Data entries
━━━━━━━━━━━━━━━━

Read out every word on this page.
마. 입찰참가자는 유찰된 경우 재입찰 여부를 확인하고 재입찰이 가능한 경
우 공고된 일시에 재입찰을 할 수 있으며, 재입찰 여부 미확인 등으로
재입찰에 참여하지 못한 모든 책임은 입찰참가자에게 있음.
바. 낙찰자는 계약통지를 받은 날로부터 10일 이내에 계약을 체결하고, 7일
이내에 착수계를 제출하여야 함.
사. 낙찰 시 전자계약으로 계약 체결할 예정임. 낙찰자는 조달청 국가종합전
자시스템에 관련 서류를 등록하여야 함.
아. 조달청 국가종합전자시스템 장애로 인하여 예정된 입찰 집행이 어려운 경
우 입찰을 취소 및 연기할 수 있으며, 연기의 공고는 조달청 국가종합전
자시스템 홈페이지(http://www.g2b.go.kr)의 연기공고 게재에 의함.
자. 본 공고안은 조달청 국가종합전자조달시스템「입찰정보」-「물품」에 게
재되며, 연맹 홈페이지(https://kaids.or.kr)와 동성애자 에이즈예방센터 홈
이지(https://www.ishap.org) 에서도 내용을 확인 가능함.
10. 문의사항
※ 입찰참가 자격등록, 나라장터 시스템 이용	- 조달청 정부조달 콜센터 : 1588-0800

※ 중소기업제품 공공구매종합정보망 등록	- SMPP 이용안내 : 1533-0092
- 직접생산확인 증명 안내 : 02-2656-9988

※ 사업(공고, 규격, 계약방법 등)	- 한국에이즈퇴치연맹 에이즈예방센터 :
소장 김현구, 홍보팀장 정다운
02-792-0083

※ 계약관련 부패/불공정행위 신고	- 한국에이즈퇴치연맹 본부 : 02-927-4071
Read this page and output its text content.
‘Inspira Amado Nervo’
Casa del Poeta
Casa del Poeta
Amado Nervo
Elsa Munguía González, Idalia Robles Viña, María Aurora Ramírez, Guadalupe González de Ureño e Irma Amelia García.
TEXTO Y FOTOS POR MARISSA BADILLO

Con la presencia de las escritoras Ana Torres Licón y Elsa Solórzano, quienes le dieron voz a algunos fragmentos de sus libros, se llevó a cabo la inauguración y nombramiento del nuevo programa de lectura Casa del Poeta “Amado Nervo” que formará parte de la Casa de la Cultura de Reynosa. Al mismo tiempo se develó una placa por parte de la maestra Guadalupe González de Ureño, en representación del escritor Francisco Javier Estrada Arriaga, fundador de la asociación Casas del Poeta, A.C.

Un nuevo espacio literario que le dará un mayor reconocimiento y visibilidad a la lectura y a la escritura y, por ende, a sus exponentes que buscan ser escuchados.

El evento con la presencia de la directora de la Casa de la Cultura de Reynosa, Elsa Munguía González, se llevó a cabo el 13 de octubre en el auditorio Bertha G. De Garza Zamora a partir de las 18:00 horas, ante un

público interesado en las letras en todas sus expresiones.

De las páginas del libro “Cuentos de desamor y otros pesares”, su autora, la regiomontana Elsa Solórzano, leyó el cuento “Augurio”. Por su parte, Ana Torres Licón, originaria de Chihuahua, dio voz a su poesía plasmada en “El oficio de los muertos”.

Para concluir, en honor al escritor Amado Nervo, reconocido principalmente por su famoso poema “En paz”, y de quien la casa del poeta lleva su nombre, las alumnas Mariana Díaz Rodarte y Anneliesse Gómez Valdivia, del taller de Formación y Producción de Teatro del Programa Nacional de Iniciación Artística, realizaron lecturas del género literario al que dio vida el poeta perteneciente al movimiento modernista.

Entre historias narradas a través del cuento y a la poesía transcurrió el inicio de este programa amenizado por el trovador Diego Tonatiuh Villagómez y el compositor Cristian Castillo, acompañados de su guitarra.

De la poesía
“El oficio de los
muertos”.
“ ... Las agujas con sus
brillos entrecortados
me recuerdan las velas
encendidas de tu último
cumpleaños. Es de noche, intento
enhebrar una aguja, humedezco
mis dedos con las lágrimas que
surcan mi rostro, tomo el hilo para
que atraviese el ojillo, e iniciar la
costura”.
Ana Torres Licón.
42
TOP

━━━━━━━━━━━━━━━━

=== PROBLEM DESCRIPTION ===
Read the lines above. Gather those in which the string "Torres" is found.

=== ANSWER ===
Con la presencia de las escritoras Ana Torres Licón y Elsa Solórzano, quienes le dieron voz a algunos fragmentos de sus libros, se llevó a cabo la inauguración y nombramiento del nuevo programa de lectura Casa del Poeta “Amado Nervo” que formará parte de la Casa de la Cultura de Reynosa. Al mismo tiempo se develó una placa por parte de la maestra Guadalupe González de Ureño, en representación del escritor Francisco Javier Estrada Arriaga, fundador de la asociación Casas del Poeta, A.C.
De las páginas del libro “Cuentos de desamor y otros pesares”, su autora, la regiomontana Elsa Solórzano, leyó el cuento “Augurio”. Por su parte, Ana Torres Licón, originaria de Chihuahua, dio voz a su poesía plasmada en “El oficio de los muertos”.
Ana Torres Licón.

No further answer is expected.